Dataset items:
====
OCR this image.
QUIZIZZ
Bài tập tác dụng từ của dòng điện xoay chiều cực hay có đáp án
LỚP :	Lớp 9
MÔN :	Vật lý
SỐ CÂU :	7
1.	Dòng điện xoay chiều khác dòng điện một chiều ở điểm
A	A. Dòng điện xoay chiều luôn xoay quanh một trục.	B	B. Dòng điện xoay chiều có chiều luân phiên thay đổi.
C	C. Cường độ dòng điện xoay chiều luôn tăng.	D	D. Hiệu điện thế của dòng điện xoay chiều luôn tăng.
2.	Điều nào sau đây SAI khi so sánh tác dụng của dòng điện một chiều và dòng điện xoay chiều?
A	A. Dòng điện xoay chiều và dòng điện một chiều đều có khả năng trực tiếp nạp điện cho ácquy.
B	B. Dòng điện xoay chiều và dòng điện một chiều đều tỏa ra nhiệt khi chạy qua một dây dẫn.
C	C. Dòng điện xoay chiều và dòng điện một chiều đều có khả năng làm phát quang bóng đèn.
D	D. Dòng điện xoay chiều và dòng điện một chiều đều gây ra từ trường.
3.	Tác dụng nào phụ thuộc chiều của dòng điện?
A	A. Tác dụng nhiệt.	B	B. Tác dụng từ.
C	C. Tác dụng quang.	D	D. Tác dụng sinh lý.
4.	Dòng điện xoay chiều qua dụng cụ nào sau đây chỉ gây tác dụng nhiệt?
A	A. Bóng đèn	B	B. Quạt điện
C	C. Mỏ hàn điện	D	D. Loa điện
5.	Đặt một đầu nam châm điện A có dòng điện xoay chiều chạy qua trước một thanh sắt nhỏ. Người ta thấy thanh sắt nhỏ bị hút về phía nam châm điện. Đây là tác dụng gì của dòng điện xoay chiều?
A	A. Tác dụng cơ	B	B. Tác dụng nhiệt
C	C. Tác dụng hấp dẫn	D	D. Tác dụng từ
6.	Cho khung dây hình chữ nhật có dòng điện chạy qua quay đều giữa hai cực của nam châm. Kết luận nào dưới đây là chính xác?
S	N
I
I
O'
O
====
=== To do ===
Write out the entries above once more, without altering anything.

=== Output of the exercise ===
OCR this image.
QUIZIZZ
Bài tập tác dụng từ của dòng điện xoay chiều cực hay có đáp án
LỚP :	Lớp 9
MÔN :	Vật lý
SỐ CÂU :	7
1.	Dòng điện xoay chiều khác dòng điện một chiều ở điểm
A	A. Dòng điện xoay chiều luôn xoay quanh một trục.	B	B. Dòng điện xoay chiều có chiều luân phiên thay đổi.
C	C. Cường độ dòng điện xoay chiều luôn tăng.	D	D. Hiệu điện thế của dòng điện xoay chiều luôn tăng.
2.	Điều nào sau đây SAI khi so sánh tác dụng của dòng điện một chiều và dòng điện xoay chiều?
A	A. Dòng điện xoay chiều và dòng điện một chiều đều có khả năng trực tiếp nạp điện cho ácquy.
B	B. Dòng điện xoay chiều và dòng điện một chiều đều tỏa ra nhiệt khi chạy qua một dây dẫn.
C	C. Dòng điện xoay chiều và dòng điện một chiều đều có khả năng làm phát quang bóng đèn.
D	D. Dòng điện xoay chiều và dòng điện một chiều đều gây ra từ trường.
3.	Tác dụng nào phụ thuộc chiều của dòng điện?
A	A. Tác dụng nhiệt.	B	B. Tác dụng từ.
C	C. Tác dụng quang.	D	D. Tác dụng sinh lý.
4.	Dòng điện xoay chiều qua dụng cụ nào sau đây chỉ gây tác dụng nhiệt?
A	A. Bóng đèn	B	B. Quạt điện
C	C. Mỏ hàn điện	D	D. Loa điện
5.	Đặt một đầu nam châm điện A có dòng điện xoay chiều chạy qua trước một thanh sắt nhỏ. Người ta thấy thanh sắt nhỏ bị hút về phía nam châm điện. Đây là tác dụng gì của dòng điện xoay chiều?
A	A. Tác dụng cơ	B	B. Tác dụng nhiệt
C	C. Tác dụng hấp dẫn	D	D. Tác dụng từ
6.	Cho khung dây hình chữ nhật có dòng điện chạy qua quay đều giữa hai cực của nam châm. Kết luận nào dưới đây là chính xác?
S	N
I
I
O'
O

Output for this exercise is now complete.